» Exercise details: Copy out all the lines where "content" shows up.

* START *

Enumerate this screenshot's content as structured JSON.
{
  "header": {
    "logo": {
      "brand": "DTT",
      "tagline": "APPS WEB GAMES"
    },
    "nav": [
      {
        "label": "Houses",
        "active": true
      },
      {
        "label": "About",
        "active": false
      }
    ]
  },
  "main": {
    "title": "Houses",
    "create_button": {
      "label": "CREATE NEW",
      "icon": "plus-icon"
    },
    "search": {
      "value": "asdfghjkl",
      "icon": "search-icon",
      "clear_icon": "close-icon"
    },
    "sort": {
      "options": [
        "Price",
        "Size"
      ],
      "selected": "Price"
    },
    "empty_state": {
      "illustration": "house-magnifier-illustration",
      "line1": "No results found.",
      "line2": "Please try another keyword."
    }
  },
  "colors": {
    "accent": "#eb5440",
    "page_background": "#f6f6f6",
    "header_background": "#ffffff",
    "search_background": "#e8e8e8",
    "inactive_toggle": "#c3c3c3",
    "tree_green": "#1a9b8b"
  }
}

* END *
* START *

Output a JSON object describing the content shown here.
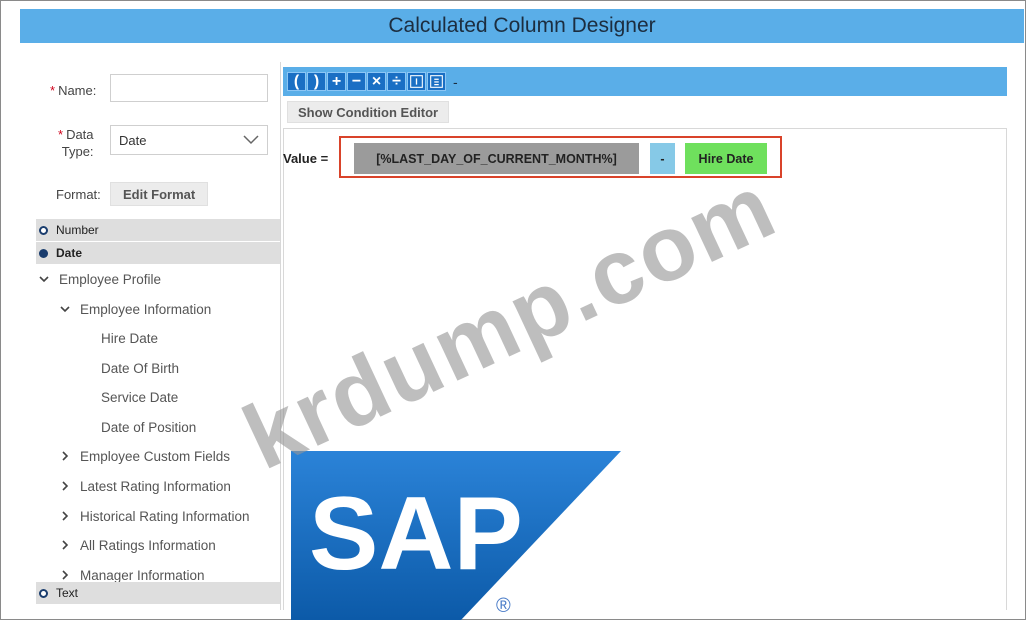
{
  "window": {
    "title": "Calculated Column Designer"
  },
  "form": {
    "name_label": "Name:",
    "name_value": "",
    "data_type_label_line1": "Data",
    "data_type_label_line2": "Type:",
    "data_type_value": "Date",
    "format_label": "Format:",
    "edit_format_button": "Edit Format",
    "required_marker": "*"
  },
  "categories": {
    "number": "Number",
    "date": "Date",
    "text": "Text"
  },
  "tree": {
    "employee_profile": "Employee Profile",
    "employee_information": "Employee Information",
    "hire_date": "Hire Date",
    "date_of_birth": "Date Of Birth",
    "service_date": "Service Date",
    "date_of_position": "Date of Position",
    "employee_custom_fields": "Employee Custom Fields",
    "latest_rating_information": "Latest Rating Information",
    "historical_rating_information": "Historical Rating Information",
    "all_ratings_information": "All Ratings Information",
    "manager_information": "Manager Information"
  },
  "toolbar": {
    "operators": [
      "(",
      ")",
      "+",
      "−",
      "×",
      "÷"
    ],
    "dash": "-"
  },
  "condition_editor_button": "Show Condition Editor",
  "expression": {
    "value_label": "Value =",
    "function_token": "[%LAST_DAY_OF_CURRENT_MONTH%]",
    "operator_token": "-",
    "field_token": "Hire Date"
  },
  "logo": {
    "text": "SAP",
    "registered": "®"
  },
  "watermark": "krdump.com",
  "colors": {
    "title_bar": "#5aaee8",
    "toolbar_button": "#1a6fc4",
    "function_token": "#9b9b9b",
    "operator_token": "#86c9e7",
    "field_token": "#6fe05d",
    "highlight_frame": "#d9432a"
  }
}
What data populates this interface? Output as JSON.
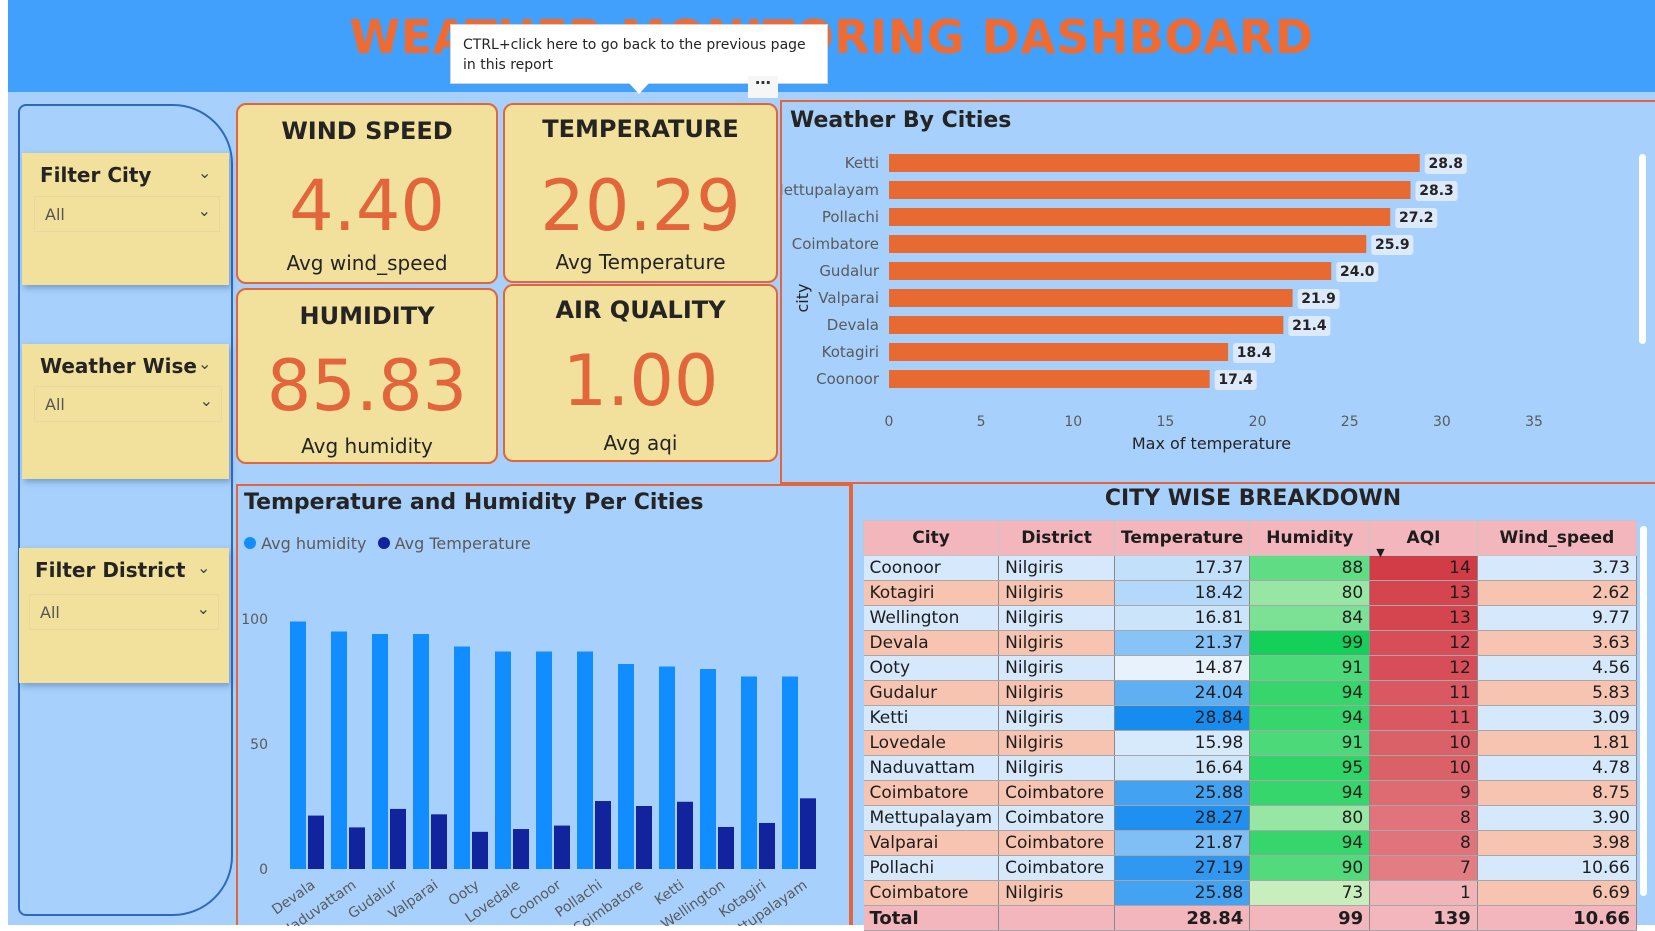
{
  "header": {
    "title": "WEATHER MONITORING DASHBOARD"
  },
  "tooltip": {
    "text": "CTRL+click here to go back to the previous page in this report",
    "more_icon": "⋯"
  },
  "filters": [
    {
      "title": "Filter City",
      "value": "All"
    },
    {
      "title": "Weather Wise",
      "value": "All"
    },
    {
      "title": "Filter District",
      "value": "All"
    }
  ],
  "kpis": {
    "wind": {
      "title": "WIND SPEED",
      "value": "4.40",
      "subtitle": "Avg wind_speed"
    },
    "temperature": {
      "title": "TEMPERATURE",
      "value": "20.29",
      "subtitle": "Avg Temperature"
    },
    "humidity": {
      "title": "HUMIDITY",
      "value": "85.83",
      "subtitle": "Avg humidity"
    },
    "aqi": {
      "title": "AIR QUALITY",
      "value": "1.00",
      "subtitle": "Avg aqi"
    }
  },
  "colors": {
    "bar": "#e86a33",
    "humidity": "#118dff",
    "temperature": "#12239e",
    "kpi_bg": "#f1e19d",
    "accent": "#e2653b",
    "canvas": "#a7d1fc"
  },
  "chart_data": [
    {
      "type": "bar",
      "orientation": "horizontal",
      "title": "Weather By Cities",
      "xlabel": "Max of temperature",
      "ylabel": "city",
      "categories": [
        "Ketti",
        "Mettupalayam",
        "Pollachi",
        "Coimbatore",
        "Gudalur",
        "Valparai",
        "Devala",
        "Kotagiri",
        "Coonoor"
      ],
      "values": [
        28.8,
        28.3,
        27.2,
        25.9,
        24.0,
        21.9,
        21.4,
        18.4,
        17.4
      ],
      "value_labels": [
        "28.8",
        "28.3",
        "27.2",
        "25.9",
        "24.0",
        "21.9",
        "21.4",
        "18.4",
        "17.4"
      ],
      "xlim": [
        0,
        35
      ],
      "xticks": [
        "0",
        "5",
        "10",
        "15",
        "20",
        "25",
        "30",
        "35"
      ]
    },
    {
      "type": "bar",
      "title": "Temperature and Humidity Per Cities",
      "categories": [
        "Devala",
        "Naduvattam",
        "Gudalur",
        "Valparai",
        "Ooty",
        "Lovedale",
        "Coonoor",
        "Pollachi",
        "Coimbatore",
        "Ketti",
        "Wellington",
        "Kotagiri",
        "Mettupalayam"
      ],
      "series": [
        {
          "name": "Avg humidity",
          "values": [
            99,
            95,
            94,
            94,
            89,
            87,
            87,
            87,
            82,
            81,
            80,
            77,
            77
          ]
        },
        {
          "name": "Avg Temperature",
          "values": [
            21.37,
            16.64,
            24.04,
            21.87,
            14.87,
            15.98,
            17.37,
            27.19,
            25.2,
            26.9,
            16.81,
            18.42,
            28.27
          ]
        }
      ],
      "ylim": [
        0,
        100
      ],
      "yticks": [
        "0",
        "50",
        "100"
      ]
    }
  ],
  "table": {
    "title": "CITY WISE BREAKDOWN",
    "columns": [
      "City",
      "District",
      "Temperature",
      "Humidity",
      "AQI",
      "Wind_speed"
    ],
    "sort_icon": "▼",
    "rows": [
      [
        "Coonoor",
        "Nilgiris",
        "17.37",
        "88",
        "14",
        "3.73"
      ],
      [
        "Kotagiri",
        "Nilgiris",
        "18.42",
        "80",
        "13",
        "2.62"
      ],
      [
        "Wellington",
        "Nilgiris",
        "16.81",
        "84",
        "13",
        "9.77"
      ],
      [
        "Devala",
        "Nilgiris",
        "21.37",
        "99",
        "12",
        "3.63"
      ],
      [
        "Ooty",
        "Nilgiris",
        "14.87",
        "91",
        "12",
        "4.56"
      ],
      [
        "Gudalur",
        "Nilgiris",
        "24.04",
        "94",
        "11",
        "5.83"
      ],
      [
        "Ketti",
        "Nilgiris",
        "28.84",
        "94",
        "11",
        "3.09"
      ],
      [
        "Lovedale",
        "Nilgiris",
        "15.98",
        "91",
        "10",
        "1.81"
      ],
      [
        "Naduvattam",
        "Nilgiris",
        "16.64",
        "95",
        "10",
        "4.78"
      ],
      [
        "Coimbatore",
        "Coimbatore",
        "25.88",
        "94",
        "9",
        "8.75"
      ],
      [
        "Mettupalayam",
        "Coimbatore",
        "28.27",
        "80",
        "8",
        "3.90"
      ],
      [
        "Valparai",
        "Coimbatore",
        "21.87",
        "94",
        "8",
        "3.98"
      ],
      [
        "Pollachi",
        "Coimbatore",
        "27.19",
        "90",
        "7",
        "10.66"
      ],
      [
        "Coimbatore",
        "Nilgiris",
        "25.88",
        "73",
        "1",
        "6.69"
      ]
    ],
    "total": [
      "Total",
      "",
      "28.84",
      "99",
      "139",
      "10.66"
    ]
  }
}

* END *

» Exercise solution:
Enumerate this screenshot's content as structured JSON.
Output a JSON object describing the content shown here.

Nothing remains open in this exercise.